* **Exercise directions**: Pick up the Gethsemane passage on Jesus's prayer and arrest after its last sentence, and extend it in the same voice.

* **Source document**:
/---

It defies all that we think we know. It presses us beyond all with which we’re comfortable. To break, stoop and serve - to hurt in places we’d rather defend.
The words still ambled through their thoughts as they made their way to a garden.
There, amidst the snarled olive grove of Gethsemane, He prayed. Like the branches of those trees, He was knotted, conflicted; His humanity fighting against His deity. “Let this cup pass from me,” He prayed, “but not my will, but Yours be done.” Father, I don’t want to do this… but I will for You… and I will for them. And returning to His disciples, the stillness of that tender, excruciating moment was broken – the demonic hiss of Roman steel bouncing off jagged rocks, snarled glee lit by flickering torches. He was arrested and abandoned – abandoned by those He’d just blessed, abandoned by those He’d just served. He was abandoned to man’s feckless whims and to the silence and loneliness and pain.

\---

* **Data for analysis**:
/---

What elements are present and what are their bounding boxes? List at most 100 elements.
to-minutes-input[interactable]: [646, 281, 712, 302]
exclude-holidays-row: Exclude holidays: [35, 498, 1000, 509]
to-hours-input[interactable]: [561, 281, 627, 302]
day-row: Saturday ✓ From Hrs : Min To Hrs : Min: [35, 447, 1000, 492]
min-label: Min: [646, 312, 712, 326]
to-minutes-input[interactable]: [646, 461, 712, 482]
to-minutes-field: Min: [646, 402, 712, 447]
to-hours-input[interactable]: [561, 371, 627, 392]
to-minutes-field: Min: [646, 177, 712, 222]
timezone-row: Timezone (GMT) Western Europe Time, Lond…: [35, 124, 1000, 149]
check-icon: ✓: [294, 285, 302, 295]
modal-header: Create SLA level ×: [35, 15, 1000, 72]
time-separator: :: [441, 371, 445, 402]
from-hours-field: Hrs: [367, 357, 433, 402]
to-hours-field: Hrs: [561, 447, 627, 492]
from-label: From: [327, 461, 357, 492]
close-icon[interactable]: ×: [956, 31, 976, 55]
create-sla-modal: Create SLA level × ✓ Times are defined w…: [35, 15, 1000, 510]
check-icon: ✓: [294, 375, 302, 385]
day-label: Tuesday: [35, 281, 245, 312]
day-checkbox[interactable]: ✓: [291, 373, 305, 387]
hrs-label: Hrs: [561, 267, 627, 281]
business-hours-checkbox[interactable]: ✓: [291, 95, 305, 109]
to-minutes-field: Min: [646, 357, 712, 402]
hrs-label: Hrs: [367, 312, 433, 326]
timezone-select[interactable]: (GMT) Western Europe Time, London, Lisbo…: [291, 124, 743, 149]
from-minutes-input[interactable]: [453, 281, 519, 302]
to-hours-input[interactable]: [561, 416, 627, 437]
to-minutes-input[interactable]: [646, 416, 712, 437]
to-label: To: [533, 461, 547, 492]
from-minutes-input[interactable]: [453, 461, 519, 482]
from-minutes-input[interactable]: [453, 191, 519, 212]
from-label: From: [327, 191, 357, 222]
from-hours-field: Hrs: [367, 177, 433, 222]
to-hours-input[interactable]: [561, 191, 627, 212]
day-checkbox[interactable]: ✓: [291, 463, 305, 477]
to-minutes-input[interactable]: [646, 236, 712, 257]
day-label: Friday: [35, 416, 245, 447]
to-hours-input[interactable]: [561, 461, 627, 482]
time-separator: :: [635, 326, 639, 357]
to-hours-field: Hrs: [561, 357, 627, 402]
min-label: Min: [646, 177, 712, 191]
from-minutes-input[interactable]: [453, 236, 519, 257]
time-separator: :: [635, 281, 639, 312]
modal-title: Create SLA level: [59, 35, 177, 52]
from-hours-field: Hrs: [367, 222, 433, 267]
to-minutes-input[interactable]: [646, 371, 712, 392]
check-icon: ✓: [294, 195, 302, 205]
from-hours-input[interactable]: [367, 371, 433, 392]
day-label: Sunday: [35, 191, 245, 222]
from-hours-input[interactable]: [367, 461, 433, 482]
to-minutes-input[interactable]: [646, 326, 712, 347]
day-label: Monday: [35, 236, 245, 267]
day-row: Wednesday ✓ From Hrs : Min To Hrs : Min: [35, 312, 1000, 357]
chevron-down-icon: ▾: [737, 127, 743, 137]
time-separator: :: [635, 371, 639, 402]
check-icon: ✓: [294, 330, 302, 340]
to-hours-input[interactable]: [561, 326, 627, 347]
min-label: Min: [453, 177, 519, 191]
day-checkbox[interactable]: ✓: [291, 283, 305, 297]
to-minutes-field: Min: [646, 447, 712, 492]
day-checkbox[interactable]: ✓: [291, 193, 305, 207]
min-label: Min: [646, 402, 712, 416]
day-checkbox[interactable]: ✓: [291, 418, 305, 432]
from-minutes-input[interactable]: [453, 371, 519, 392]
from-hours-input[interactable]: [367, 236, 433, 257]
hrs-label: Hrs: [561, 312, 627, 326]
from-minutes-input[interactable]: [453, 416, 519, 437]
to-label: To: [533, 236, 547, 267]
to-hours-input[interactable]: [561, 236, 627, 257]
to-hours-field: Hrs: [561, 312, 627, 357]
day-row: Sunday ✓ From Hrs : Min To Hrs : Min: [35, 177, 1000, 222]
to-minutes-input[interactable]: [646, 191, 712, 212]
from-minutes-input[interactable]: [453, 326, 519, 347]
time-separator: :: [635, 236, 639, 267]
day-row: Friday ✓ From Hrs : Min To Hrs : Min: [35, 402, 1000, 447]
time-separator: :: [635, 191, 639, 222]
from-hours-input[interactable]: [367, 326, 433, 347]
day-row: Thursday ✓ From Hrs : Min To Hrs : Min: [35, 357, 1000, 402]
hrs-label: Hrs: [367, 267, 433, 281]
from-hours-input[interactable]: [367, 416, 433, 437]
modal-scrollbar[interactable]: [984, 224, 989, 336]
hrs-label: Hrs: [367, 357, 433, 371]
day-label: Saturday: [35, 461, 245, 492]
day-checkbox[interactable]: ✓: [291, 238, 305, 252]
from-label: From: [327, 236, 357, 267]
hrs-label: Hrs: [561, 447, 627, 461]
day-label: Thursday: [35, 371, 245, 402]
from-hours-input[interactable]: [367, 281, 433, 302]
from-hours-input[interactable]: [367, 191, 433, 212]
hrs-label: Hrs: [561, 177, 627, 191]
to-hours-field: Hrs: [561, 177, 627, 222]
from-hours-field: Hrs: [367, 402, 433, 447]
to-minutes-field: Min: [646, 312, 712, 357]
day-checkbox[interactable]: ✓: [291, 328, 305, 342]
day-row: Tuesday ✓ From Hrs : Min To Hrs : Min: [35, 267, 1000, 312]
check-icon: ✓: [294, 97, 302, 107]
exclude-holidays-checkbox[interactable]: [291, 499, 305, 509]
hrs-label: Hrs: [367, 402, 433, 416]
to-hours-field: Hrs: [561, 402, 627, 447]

\---

* **Written response**:
For on that night when Jesus would be betrayed by a traitor’s kiss, on that night when our Savior would willingly give Himself up for us, He showed us what it is to bring about the Kingdom of God on earth. He showed us how to live out our sacred call – with one foot on holy ground and the other in the world’s common mud. In this garden, in this act of selfless obedience, in this moment of pure surrender, Jesus showed us that it is in the stooping selflessness of the believer that God’s glory dwells. It is there that His will for us is accomplished. It is there – where master becomes servant and enemy becomes friend – that Jesus becomes Lord.